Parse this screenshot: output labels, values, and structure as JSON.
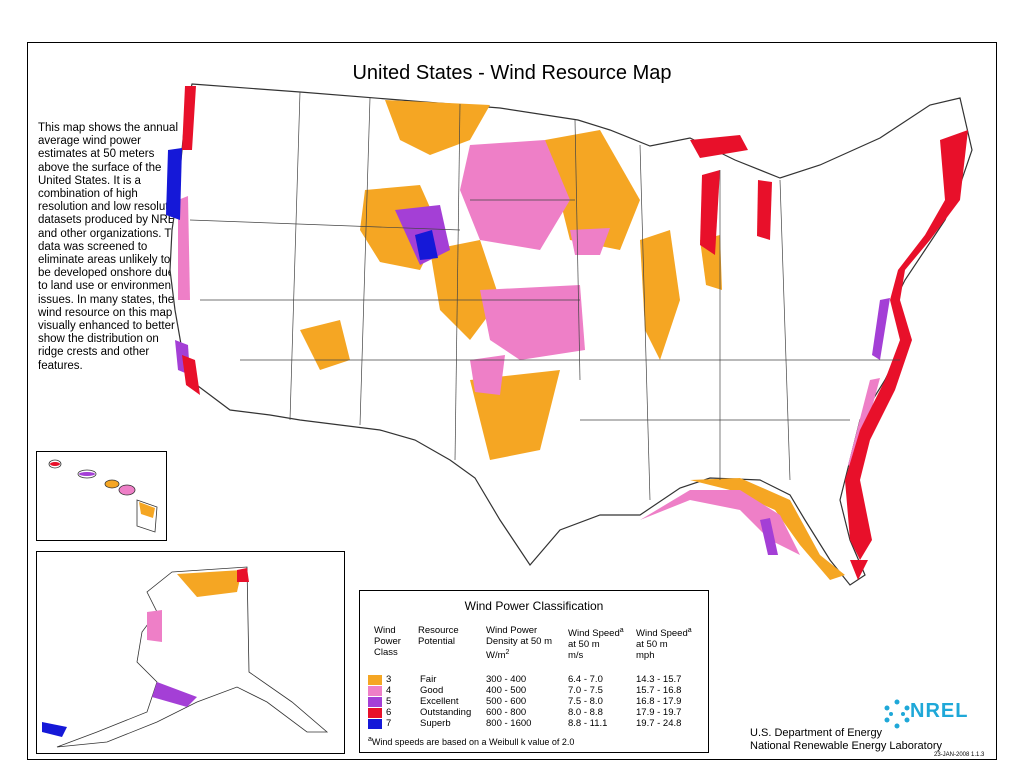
{
  "map": {
    "title": "United States - Wind Resource Map",
    "description": "This map shows the annual average wind power estimates at 50 meters above the surface of the United States.  It is a combination of high resolution and low resolution datasets produced by NREL and other organizations.  The data was screened to eliminate areas unlikely to be developed onshore due to land use or environmental  issues. In many states, the wind resource on this map is visually enhanced to better show the distribution on ridge crests and other features.",
    "colors": {
      "fair": "#f5a623",
      "good": "#ee7fc7",
      "excellent": "#a43fd6",
      "outstanding": "#e8102a",
      "superb": "#1518d8",
      "state_border": "#444444"
    }
  },
  "legend": {
    "title": "Wind Power Classification",
    "headers": {
      "class_l1": "Wind",
      "class_l2": "Power",
      "class_l3": "Class",
      "potential_l1": "Resource",
      "potential_l2": "Potential",
      "density_l1": "Wind Power",
      "density_l2": "Density at 50 m",
      "density_l3": "W/m",
      "density_sup": "2",
      "ms_l1": "Wind Speed",
      "ms_sup": "a",
      "ms_l2": "at 50 m",
      "ms_l3": "m/s",
      "mph_l1": "Wind Speed",
      "mph_sup": "a",
      "mph_l2": "at 50 m",
      "mph_l3": "mph"
    },
    "rows": [
      {
        "cls": "3",
        "potential": "Fair",
        "density": "300 -  400",
        "ms": "6.4 -  7.0",
        "mph": "14.3 - 15.7",
        "color": "#f5a623"
      },
      {
        "cls": "4",
        "potential": "Good",
        "density": "400 -  500",
        "ms": "7.0 -  7.5",
        "mph": "15.7 - 16.8",
        "color": "#ee7fc7"
      },
      {
        "cls": "5",
        "potential": "Excellent",
        "density": "500 -  600",
        "ms": "7.5 -  8.0",
        "mph": "16.8 - 17.9",
        "color": "#a43fd6"
      },
      {
        "cls": "6",
        "potential": "Outstanding",
        "density": "600 -  800",
        "ms": "8.0 -  8.8",
        "mph": "17.9 - 19.7",
        "color": "#e8102a"
      },
      {
        "cls": "7",
        "potential": "Superb",
        "density": "800 - 1600",
        "ms": "8.8 - 11.1",
        "mph": "19.7 - 24.8",
        "color": "#1518d8"
      }
    ],
    "footnote_sup": "a",
    "footnote": "Wind speeds are based on a Weibull k value of 2.0"
  },
  "credits": {
    "line1": "U.S. Department of Energy",
    "line2": "National Renewable Energy Laboratory",
    "logo": "NREL",
    "logo_icon": "nrel-sun-icon",
    "datestamp": "23-JAN-2008 1.1.3"
  }
}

Goal:
Show all lines in the entries above where the string "title" appears.

Written solution:
    "title": "United States - Wind Resource Map",
    "title": "Wind Power Classification",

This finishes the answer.